— start —

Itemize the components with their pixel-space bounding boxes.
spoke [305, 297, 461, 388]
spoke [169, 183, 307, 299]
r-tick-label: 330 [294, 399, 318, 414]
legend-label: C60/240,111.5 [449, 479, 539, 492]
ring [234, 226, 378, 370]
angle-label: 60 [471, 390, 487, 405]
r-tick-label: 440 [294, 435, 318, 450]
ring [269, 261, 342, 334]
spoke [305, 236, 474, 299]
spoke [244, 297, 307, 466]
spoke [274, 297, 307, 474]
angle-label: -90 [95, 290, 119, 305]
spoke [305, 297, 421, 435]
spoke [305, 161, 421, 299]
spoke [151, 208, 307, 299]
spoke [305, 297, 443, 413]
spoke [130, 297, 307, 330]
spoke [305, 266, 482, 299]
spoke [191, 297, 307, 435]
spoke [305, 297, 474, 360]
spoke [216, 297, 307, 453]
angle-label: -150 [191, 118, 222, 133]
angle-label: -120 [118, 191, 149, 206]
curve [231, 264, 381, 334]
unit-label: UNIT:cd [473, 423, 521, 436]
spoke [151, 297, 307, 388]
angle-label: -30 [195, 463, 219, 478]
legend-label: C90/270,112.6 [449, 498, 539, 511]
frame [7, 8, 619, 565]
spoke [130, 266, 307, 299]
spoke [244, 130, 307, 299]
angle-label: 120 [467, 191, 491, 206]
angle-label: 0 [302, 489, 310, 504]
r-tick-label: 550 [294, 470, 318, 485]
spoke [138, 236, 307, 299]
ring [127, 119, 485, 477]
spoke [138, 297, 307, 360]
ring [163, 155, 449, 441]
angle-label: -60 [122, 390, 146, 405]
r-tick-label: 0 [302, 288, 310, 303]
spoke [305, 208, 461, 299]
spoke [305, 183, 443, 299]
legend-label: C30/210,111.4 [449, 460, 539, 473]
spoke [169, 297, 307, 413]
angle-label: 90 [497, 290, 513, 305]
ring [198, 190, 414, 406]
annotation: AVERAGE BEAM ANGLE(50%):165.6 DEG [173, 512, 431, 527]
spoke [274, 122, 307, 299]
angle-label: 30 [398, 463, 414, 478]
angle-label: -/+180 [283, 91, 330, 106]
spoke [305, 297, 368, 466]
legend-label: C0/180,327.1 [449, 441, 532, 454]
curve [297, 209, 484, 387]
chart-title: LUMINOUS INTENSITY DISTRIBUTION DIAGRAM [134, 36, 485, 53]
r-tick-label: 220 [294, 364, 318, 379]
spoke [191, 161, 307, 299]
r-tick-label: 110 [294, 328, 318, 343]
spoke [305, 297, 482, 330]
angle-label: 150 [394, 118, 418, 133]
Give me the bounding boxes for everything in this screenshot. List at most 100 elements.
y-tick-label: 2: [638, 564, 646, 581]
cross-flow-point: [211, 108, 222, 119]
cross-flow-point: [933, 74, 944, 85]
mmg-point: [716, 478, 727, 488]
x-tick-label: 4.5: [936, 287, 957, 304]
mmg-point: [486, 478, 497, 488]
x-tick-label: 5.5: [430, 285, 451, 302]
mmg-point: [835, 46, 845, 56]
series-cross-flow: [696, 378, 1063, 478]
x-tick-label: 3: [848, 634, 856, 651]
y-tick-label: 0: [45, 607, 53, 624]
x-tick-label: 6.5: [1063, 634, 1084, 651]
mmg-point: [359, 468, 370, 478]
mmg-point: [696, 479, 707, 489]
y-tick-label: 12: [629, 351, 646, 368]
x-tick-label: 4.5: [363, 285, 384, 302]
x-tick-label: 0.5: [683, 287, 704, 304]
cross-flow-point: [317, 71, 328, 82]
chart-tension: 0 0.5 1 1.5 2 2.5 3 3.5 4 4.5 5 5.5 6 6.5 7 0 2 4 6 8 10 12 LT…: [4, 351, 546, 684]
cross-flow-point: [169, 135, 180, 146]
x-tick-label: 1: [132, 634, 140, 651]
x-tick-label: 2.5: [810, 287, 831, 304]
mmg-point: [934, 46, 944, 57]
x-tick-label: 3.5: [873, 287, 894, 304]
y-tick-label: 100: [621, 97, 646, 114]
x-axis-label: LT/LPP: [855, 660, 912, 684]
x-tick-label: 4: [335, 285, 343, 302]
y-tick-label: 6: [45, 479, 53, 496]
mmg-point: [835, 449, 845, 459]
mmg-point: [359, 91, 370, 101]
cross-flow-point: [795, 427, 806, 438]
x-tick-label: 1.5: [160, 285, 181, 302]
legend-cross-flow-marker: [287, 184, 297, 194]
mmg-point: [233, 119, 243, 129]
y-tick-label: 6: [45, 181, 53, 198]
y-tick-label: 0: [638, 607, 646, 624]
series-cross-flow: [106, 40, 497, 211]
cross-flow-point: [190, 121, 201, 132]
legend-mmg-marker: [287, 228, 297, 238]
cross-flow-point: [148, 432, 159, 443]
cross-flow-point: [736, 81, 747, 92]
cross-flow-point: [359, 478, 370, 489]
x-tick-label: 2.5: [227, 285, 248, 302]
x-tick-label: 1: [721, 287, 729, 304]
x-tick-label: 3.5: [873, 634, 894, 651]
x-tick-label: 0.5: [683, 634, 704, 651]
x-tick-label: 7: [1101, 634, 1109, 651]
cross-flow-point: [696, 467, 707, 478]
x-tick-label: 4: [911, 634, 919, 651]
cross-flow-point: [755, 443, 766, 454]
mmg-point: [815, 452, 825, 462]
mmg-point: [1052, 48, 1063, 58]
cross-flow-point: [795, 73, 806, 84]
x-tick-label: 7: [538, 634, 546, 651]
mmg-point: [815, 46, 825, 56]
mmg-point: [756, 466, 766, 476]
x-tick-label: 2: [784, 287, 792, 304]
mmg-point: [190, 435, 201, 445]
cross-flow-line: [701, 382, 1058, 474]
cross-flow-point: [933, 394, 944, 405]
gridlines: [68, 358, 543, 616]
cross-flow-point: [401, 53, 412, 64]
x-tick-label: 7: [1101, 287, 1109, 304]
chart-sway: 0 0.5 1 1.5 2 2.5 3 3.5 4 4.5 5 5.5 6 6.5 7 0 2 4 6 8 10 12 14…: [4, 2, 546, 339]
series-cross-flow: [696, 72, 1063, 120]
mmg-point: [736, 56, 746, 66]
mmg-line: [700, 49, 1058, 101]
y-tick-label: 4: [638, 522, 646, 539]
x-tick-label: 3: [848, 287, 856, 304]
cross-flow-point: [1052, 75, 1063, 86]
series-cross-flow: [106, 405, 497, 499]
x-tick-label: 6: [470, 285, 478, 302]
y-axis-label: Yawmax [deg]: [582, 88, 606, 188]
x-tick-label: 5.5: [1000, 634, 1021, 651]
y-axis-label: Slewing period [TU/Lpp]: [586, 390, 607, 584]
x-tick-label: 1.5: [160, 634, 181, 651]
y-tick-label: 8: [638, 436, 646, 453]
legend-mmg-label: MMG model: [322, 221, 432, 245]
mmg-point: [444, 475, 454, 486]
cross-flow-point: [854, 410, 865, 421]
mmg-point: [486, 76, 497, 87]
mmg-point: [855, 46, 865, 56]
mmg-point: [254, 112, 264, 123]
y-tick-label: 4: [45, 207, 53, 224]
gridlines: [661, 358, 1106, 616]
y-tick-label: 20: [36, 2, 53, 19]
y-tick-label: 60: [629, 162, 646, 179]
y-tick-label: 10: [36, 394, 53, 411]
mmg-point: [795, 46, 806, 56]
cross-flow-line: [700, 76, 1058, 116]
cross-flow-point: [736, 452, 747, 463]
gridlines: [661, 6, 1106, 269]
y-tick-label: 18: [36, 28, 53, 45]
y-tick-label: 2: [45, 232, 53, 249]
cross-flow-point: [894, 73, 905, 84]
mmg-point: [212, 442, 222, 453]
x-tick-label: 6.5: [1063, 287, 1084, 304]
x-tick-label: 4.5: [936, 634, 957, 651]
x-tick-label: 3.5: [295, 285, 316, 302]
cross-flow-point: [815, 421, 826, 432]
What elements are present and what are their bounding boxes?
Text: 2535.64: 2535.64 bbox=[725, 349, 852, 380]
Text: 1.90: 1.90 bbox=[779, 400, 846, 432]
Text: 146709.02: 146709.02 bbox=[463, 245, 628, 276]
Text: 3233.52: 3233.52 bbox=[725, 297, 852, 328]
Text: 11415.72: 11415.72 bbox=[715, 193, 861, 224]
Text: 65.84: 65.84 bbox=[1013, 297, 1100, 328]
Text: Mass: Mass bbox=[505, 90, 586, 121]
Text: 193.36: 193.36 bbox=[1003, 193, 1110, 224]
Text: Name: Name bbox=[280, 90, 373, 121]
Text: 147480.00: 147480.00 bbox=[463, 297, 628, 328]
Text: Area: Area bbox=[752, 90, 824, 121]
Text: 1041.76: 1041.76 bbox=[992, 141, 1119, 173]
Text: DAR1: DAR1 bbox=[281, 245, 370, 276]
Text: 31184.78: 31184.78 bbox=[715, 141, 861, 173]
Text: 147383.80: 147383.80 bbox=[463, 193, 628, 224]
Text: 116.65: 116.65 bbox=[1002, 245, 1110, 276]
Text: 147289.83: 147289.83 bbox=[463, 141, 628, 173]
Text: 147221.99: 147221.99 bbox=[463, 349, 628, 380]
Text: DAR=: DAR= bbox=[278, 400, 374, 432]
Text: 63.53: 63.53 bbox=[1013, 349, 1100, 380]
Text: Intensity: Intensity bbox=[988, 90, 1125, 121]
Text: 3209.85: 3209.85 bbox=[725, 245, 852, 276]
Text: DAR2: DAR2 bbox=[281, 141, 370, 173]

— end —

Instructions for the task
Update the material from its first line through the line holding "angle-label: 30 [398, 463, 414, 478]", inclusive, swapping every "spoke" for "radial line" and leaving the rest unchanged. Give back only those lines.

Result
Itemize the components with their pixel-space bounding boxes.
radial line [305, 297, 461, 388]
radial line [169, 183, 307, 299]
r-tick-label: 330 [294, 399, 318, 414]
legend-label: C60/240,111.5 [449, 479, 539, 492]
ring [234, 226, 378, 370]
angle-label: 60 [471, 390, 487, 405]
r-tick-label: 440 [294, 435, 318, 450]
ring [269, 261, 342, 334]
radial line [305, 236, 474, 299]
radial line [244, 297, 307, 466]
radial line [274, 297, 307, 474]
angle-label: -90 [95, 290, 119, 305]
radial line [305, 297, 421, 435]
radial line [305, 161, 421, 299]
radial line [151, 208, 307, 299]
radial line [305, 297, 443, 413]
radial line [130, 297, 307, 330]
radial line [305, 266, 482, 299]
radial line [191, 297, 307, 435]
radial line [305, 297, 474, 360]
radial line [216, 297, 307, 453]
angle-label: -150 [191, 118, 222, 133]
angle-label: -120 [118, 191, 149, 206]
curve [231, 264, 381, 334]
unit-label: UNIT:cd [473, 423, 521, 436]
radial line [151, 297, 307, 388]
angle-label: -30 [195, 463, 219, 478]
legend-label: C90/270,112.6 [449, 498, 539, 511]
frame [7, 8, 619, 565]
radial line [130, 266, 307, 299]
radial line [244, 130, 307, 299]
angle-label: 120 [467, 191, 491, 206]
angle-label: 0 [302, 489, 310, 504]
r-tick-label: 550 [294, 470, 318, 485]
radial line [138, 236, 307, 299]
ring [127, 119, 485, 477]
radial line [138, 297, 307, 360]
ring [163, 155, 449, 441]
angle-label: -60 [122, 390, 146, 405]
r-tick-label: 0 [302, 288, 310, 303]
radial line [305, 208, 461, 299]
radial line [305, 183, 443, 299]
legend-label: C30/210,111.4 [449, 460, 539, 473]
radial line [169, 297, 307, 413]
angle-label: 90 [497, 290, 513, 305]
ring [198, 190, 414, 406]
annotation: AVERAGE BEAM ANGLE(50%):165.6 DEG [173, 512, 431, 527]
radial line [274, 122, 307, 299]
angle-label: 30 [398, 463, 414, 478]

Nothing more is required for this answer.